_The data:_

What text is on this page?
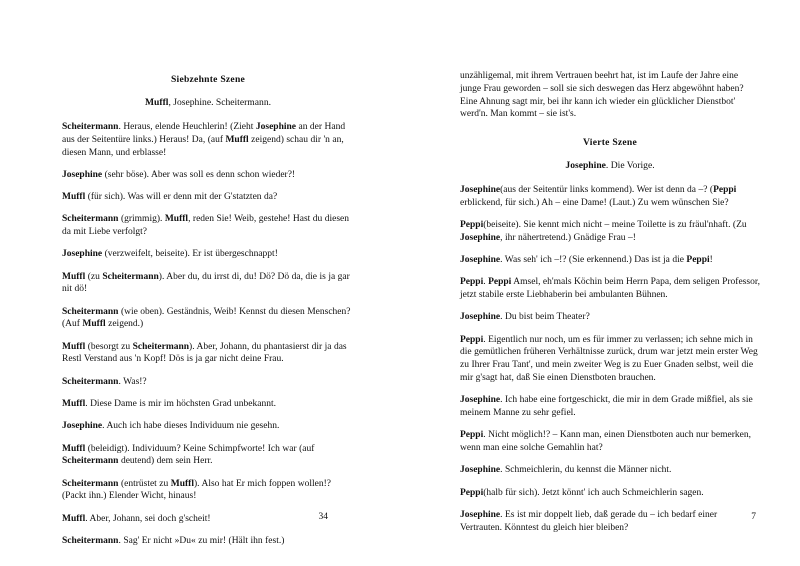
Siebzehnte Szene
Muffl, Josephine. Scheitermann.

Scheitermann. Heraus, elende Heuchlerin! (Zieht Josephine an der Hand aus der Seitentüre links.) Heraus! Da, (auf Muffl zeigend) schau dir 'n an, diesen Mann, und erblasse!

Josephine (sehr böse). Aber was soll es denn schon wieder?!

Muffl (für sich). Was will er denn mit der G'statzten da?

Scheitermann (grimmig). Muffl, reden Sie! Weib, gestehe! Hast du diesen da mit Liebe verfolgt?

Josephine (verzweifelt, beiseite). Er ist übergeschnappt!

Muffl (zu Scheitermann). Aber du, du irrst di, du! Dö? Dö da, die is ja gar nit dö!

Scheitermann (wie oben). Geständnis, Weib! Kennst du diesen Menschen? (Auf Muffl zeigend.)

Muffl (besorgt zu Scheitermann). Aber, Johann, du phantasierst dir ja das Restl Verstand aus 'n Kopf! Dös is ja gar nicht deine Frau.

Scheitermann. Was!?

Muffl. Diese Dame is mir im höchsten Grad unbekannt.

Josephine. Auch ich habe dieses Individuum nie gesehn.

Muffl (beleidigt). Individuum? Keine Schimpfworte! Ich war (auf Scheitermann deutend) dem sein Herr.

Scheitermann (entrüstet zu Muffl). Also hat Er mich foppen wollen!? (Packt ihn.) Elender Wicht, hinaus!

Muffl. Aber, Johann, sei doch g'scheit!

Scheitermann. Sag' Er nicht »Du« zu mir! (Hält ihn fest.)

34
unzähligemal, mit ihrem Vertrauen beehrt hat, ist im Laufe der Jahre eine junge Frau geworden – soll sie sich deswegen das Herz abgewöhnt haben? Eine Ahnung sagt mir, bei ihr kann ich wieder ein glücklicher Dienstbot' werd'n. Man kommt – sie ist's.
Vierte Szene
Josephine. Die Vorige.

Josephine(aus der Seitentür links kommend). Wer ist denn da –? (Peppi erblickend, für sich.) Ah – eine Dame! (Laut.) Zu wem wünschen Sie?

Peppi(beiseite). Sie kennt mich nicht – meine Toilette is zu fräul'nhaft. (Zu Josephine, ihr nähertretend.) Gnädige Frau –!

Josephine. Was seh' ich –!? (Sie erkennend.) Das ist ja die Peppi!

Peppi. Peppi Amsel, eh'mals Köchin beim Herrn Papa, dem seligen Professor, jetzt stabile erste Liebhaberin bei ambulanten Bühnen.

Josephine. Du bist beim Theater?

Peppi. Eigentlich nur noch, um es für immer zu verlassen; ich sehne mich in die gemütlichen früheren Verhältnisse zurück, drum war jetzt mein erster Weg zu Ihrer Frau Tant', und mein zweiter Weg is zu Euer Gnaden selbst, weil die mir g'sagt hat, daß Sie einen Dienstboten brauchen.

Josephine. Ich habe eine fortgeschickt, die mir in dem Grade mißfiel, als sie meinem Manne zu sehr gefiel.

Peppi. Nicht möglich!? – Kann man, einen Dienstboten auch nur bemerken, wenn man eine solche Gemahlin hat?

Josephine. Schmeichlerin, du kennst die Männer nicht.

Peppi(halb für sich). Jetzt könnt' ich auch Schmeichlerin sagen.

Josephine. Es ist mir doppelt lieb, daß gerade du – ich bedarf einer Vertrauten. Könntest du gleich hier bleiben?

7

_Task description:_ Reply with one number only: how many lines of the listing hold "beiseite"?

_Result:_ 2